* [Do this]: Repeat the listing exactly as given, omitting every image.

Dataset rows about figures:

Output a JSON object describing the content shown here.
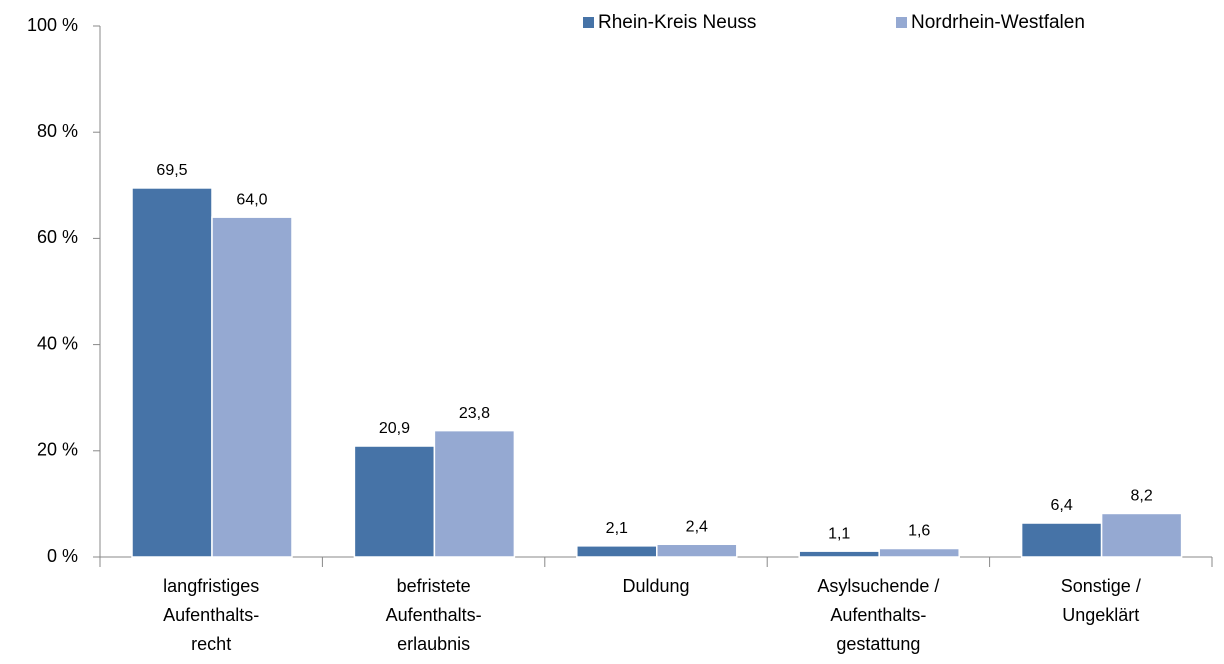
{
  "chart_data": {
    "type": "bar",
    "categories": [
      [
        "langfristiges",
        "Aufenthalts-",
        "recht"
      ],
      [
        "befristete",
        "Aufenthalts-",
        "erlaubnis"
      ],
      [
        "Duldung"
      ],
      [
        "Asylsuchende /",
        "Aufenthalts-",
        "gestattung"
      ],
      [
        "Sonstige /",
        "Ungeklärt"
      ]
    ],
    "series": [
      {
        "name": "Rhein-Kreis Neuss",
        "color": "#4673a7",
        "values": [
          69.5,
          20.9,
          2.1,
          1.1,
          6.4
        ],
        "value_labels": [
          "69,5",
          "20,9",
          "2,1",
          "1,1",
          "6,4"
        ]
      },
      {
        "name": "Nordrhein-Westfalen",
        "color": "#95a9d2",
        "values": [
          64.0,
          23.8,
          2.4,
          1.6,
          8.2
        ],
        "value_labels": [
          "64,0",
          "23,8",
          "2,4",
          "1,6",
          "8,2"
        ]
      }
    ],
    "ylim": [
      0,
      100
    ],
    "yticks": [
      {
        "value": 0,
        "label": "0 %"
      },
      {
        "value": 20,
        "label": "20 %"
      },
      {
        "value": 40,
        "label": "40 %"
      },
      {
        "value": 60,
        "label": "60 %"
      },
      {
        "value": 80,
        "label": "80 %"
      },
      {
        "value": 100,
        "label": "100 %"
      }
    ],
    "legend": "top-right"
  }
}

* [Correct answer]:
Output a JSON object describing the content shown here.
{
  "chart_data": {
    "type": "bar",
    "categories": [
      [
        "langfristiges",
        "Aufenthalts-",
        "recht"
      ],
      [
        "befristete",
        "Aufenthalts-",
        "erlaubnis"
      ],
      [
        "Duldung"
      ],
      [
        "Asylsuchende /",
        "Aufenthalts-",
        "gestattung"
      ],
      [
        "Sonstige /",
        "Ungeklärt"
      ]
    ],
    "series": [
      {
        "name": "Rhein-Kreis Neuss",
        "color": "#4673a7",
        "values": [
          69.5,
          20.9,
          2.1,
          1.1,
          6.4
        ],
        "value_labels": [
          "69,5",
          "20,9",
          "2,1",
          "1,1",
          "6,4"
        ]
      },
      {
        "name": "Nordrhein-Westfalen",
        "color": "#95a9d2",
        "values": [
          64.0,
          23.8,
          2.4,
          1.6,
          8.2
        ],
        "value_labels": [
          "64,0",
          "23,8",
          "2,4",
          "1,6",
          "8,2"
        ]
      }
    ],
    "ylim": [
      0,
      100
    ],
    "yticks": [
      {
        "value": 0,
        "label": "0 %"
      },
      {
        "value": 20,
        "label": "20 %"
      },
      {
        "value": 40,
        "label": "40 %"
      },
      {
        "value": 60,
        "label": "60 %"
      },
      {
        "value": 80,
        "label": "80 %"
      },
      {
        "value": 100,
        "label": "100 %"
      }
    ],
    "legend": "top-right"
  }
}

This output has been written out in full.